## [TASK PROMPT]
Go over the entries below line by line, copying each one that contains the word "Anchois".

## [DATA LINES]
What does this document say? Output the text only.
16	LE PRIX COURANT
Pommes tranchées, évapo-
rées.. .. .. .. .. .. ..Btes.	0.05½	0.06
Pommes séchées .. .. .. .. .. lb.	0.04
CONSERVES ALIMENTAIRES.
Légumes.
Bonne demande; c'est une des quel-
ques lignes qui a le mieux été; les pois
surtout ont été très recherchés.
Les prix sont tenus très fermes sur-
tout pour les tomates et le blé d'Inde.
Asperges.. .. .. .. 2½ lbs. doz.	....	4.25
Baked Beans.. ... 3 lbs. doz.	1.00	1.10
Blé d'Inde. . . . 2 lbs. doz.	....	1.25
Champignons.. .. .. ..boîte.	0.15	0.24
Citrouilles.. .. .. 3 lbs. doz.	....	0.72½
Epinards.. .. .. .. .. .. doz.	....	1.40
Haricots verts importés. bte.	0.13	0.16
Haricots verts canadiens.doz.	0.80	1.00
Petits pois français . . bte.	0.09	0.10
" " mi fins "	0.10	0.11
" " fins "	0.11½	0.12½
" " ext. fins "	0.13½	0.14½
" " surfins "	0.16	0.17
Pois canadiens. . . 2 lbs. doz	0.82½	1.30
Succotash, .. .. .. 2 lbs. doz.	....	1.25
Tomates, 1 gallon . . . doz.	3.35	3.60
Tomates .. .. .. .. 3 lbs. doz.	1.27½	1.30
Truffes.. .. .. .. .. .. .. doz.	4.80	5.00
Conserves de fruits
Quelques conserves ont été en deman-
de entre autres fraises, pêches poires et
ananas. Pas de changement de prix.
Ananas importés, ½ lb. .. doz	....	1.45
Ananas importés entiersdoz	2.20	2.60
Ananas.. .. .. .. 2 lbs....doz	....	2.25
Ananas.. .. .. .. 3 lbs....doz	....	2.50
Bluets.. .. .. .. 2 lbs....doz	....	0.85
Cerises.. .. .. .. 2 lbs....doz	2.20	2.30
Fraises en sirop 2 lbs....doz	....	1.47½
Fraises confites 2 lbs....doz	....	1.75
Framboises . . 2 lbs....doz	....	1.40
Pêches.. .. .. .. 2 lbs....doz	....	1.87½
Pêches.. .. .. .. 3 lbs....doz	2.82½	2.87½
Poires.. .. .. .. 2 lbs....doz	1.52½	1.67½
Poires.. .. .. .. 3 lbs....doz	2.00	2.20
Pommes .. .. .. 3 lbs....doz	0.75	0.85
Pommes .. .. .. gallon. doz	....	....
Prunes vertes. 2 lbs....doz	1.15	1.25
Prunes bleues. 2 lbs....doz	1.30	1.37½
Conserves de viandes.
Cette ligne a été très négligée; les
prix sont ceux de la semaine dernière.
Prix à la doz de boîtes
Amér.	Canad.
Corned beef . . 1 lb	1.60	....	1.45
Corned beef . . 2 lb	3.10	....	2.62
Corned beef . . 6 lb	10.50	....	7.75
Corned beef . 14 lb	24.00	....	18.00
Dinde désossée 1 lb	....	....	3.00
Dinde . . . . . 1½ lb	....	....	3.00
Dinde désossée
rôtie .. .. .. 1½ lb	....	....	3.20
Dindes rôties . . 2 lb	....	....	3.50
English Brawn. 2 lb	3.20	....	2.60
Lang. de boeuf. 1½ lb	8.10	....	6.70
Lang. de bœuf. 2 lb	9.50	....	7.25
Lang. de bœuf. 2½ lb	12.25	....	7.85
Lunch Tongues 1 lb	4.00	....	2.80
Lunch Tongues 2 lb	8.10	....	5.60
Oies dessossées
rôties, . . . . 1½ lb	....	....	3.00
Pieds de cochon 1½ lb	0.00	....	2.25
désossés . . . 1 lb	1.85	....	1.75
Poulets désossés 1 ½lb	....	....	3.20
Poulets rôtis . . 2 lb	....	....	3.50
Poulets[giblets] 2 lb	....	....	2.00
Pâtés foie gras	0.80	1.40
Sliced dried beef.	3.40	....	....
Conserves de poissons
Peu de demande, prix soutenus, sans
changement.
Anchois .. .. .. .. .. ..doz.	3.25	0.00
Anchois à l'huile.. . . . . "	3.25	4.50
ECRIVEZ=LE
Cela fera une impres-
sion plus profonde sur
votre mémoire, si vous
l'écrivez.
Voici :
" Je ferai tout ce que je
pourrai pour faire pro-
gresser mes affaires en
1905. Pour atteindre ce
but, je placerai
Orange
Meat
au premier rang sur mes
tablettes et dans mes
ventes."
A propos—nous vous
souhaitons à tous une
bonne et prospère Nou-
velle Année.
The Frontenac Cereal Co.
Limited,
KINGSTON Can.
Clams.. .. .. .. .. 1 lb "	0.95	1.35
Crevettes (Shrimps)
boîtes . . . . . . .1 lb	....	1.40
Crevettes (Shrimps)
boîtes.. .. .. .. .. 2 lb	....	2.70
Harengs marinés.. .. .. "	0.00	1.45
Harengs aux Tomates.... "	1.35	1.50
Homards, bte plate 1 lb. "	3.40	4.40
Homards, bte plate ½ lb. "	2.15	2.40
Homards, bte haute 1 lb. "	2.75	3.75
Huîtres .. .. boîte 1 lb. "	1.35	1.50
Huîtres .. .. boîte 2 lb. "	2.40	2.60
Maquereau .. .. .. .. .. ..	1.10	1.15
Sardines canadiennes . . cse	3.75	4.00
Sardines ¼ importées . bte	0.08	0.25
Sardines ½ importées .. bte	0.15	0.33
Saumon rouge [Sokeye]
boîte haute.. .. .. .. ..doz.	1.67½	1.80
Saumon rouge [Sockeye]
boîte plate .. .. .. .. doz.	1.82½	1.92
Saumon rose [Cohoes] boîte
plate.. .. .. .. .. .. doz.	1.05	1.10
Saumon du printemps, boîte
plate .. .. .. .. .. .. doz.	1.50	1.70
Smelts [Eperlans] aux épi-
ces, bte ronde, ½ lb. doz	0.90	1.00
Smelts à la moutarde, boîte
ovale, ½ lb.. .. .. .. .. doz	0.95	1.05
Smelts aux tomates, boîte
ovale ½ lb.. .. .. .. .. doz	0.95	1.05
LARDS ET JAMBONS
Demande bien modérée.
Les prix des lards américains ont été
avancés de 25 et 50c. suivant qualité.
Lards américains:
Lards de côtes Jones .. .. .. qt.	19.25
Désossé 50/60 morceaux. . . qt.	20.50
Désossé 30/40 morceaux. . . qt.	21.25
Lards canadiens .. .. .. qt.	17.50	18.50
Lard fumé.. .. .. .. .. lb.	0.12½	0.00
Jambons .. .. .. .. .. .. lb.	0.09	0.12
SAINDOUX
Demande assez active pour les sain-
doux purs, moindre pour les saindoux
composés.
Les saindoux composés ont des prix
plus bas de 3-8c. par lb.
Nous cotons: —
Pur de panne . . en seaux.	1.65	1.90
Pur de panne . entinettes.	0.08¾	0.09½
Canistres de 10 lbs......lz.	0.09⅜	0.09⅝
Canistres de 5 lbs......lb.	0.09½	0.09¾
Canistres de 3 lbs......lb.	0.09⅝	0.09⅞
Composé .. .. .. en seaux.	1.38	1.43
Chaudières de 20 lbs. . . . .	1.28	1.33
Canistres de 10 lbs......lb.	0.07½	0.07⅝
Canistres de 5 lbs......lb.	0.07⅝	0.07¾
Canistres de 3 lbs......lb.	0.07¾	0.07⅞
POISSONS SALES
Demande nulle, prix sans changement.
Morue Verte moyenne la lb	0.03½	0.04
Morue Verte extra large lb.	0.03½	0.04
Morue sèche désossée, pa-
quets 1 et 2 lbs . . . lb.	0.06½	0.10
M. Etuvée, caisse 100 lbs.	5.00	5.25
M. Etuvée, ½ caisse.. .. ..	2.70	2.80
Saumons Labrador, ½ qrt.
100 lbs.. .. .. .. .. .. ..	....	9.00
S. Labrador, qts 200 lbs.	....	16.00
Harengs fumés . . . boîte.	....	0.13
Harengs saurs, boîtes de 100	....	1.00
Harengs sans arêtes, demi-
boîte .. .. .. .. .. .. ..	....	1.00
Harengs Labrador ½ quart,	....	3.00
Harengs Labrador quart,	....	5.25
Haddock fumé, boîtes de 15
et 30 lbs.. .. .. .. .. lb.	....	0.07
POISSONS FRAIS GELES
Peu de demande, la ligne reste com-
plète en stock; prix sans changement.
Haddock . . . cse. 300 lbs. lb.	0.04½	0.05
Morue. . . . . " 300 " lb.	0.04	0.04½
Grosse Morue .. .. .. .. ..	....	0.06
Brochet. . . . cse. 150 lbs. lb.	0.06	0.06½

## [WRITTEN SOLUTION]
Anchois .. .. .. .. .. ..doz.	3.25	0.00
Anchois à l'huile.. . . . . "	3.25	4.50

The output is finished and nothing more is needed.